## What is asked
Reproduce all the entries exactly.

(Saved entries)
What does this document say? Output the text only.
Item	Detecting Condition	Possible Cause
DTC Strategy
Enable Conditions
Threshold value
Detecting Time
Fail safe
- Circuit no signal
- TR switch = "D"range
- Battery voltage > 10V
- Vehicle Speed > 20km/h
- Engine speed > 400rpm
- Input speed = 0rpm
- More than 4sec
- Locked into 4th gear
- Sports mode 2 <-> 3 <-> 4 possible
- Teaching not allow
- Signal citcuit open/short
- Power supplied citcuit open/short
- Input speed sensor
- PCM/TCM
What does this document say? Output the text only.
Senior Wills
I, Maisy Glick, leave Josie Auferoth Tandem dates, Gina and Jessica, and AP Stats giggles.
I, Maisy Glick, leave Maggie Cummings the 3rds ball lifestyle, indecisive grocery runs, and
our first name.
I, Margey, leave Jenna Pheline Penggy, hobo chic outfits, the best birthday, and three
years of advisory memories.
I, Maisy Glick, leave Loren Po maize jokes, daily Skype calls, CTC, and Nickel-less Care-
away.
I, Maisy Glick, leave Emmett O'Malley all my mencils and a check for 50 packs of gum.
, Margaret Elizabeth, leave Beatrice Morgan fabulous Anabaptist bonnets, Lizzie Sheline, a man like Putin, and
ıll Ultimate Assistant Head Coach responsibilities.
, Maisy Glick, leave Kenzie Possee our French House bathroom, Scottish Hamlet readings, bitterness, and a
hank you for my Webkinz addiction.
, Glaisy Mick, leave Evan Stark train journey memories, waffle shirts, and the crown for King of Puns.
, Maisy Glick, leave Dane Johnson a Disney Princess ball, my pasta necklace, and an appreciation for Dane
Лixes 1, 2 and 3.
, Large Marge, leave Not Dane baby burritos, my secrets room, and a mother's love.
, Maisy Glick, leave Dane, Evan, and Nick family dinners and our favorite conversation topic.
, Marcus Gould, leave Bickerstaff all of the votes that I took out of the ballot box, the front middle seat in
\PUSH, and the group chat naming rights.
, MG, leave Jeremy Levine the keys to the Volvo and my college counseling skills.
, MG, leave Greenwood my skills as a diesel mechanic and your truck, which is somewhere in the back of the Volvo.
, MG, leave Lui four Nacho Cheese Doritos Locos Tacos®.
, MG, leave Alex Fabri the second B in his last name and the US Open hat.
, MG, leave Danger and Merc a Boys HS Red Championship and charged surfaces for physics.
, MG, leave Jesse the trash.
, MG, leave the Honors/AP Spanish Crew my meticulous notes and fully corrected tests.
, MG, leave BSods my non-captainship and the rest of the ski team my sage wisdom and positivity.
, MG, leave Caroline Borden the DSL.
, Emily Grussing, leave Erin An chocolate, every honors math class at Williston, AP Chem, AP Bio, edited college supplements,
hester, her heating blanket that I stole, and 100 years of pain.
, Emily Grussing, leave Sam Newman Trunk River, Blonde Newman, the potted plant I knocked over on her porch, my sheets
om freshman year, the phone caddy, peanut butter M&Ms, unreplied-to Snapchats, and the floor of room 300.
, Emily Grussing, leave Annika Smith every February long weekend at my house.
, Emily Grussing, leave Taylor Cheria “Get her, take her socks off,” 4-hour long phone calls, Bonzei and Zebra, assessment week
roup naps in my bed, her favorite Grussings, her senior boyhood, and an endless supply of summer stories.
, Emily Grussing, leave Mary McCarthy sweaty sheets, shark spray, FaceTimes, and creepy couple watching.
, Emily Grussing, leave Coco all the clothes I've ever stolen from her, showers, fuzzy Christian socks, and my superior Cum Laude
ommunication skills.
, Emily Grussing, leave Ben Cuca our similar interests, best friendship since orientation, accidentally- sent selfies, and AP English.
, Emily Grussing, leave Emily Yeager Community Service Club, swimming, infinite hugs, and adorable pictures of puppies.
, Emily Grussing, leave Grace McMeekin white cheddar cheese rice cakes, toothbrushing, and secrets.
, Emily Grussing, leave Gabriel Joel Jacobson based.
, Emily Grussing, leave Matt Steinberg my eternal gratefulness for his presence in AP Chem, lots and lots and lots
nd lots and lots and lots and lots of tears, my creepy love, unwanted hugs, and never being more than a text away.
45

## Exercise output
What does this document say? Output the text only.
Item	Detecting Condition	Possible Cause
DTC Strategy
Enable Conditions
Threshold value
Detecting Time
Fail safe
- Circuit no signal
- TR switch = "D"range
- Battery voltage > 10V
- Vehicle Speed > 20km/h
- Engine speed > 400rpm
- Input speed = 0rpm
- More than 4sec
- Locked into 4th gear
- Sports mode 2 <-> 3 <-> 4 possible
- Teaching not allow
- Signal citcuit open/short
- Power supplied citcuit open/short
- Input speed sensor
- PCM/TCM
What does this document say? Output the text only.
Senior Wills
I, Maisy Glick, leave Josie Auferoth Tandem dates, Gina and Jessica, and AP Stats giggles.
I, Maisy Glick, leave Maggie Cummings the 3rds ball lifestyle, indecisive grocery runs, and
our first name.
I, Margey, leave Jenna Pheline Penggy, hobo chic outfits, the best birthday, and three
years of advisory memories.
I, Maisy Glick, leave Loren Po maize jokes, daily Skype calls, CTC, and Nickel-less Care-
away.
I, Maisy Glick, leave Emmett O'Malley all my mencils and a check for 50 packs of gum.
, Margaret Elizabeth, leave Beatrice Morgan fabulous Anabaptist bonnets, Lizzie Sheline, a man like Putin, and
ıll Ultimate Assistant Head Coach responsibilities.
, Maisy Glick, leave Kenzie Possee our French House bathroom, Scottish Hamlet readings, bitterness, and a
hank you for my Webkinz addiction.
, Glaisy Mick, leave Evan Stark train journey memories, waffle shirts, and the crown for King of Puns.
, Maisy Glick, leave Dane Johnson a Disney Princess ball, my pasta necklace, and an appreciation for Dane
Лixes 1, 2 and 3.
, Large Marge, leave Not Dane baby burritos, my secrets room, and a mother's love.
, Maisy Glick, leave Dane, Evan, and Nick family dinners and our favorite conversation topic.
, Marcus Gould, leave Bickerstaff all of the votes that I took out of the ballot box, the front middle seat in
\PUSH, and the group chat naming rights.
, MG, leave Jeremy Levine the keys to the Volvo and my college counseling skills.
, MG, leave Greenwood my skills as a diesel mechanic and your truck, which is somewhere in the back of the Volvo.
, MG, leave Lui four Nacho Cheese Doritos Locos Tacos®.
, MG, leave Alex Fabri the second B in his last name and the US Open hat.
, MG, leave Danger and Merc a Boys HS Red Championship and charged surfaces for physics.
, MG, leave Jesse the trash.
, MG, leave the Honors/AP Spanish Crew my meticulous notes and fully corrected tests.
, MG, leave BSods my non-captainship and the rest of the ski team my sage wisdom and positivity.
, MG, leave Caroline Borden the DSL.
, Emily Grussing, leave Erin An chocolate, every honors math class at Williston, AP Chem, AP Bio, edited college supplements,
hester, her heating blanket that I stole, and 100 years of pain.
, Emily Grussing, leave Sam Newman Trunk River, Blonde Newman, the potted plant I knocked over on her porch, my sheets
om freshman year, the phone caddy, peanut butter M&Ms, unreplied-to Snapchats, and the floor of room 300.
, Emily Grussing, leave Annika Smith every February long weekend at my house.
, Emily Grussing, leave Taylor Cheria “Get her, take her socks off,” 4-hour long phone calls, Bonzei and Zebra, assessment week
roup naps in my bed, her favorite Grussings, her senior boyhood, and an endless supply of summer stories.
, Emily Grussing, leave Mary McCarthy sweaty sheets, shark spray, FaceTimes, and creepy couple watching.
, Emily Grussing, leave Coco all the clothes I've ever stolen from her, showers, fuzzy Christian socks, and my superior Cum Laude
ommunication skills.
, Emily Grussing, leave Ben Cuca our similar interests, best friendship since orientation, accidentally- sent selfies, and AP English.
, Emily Grussing, leave Emily Yeager Community Service Club, swimming, infinite hugs, and adorable pictures of puppies.
, Emily Grussing, leave Grace McMeekin white cheddar cheese rice cakes, toothbrushing, and secrets.
, Emily Grussing, leave Gabriel Joel Jacobson based.
, Emily Grussing, leave Matt Steinberg my eternal gratefulness for his presence in AP Chem, lots and lots and lots
nd lots and lots and lots and lots of tears, my creepy love, unwanted hugs, and never being more than a text away.
45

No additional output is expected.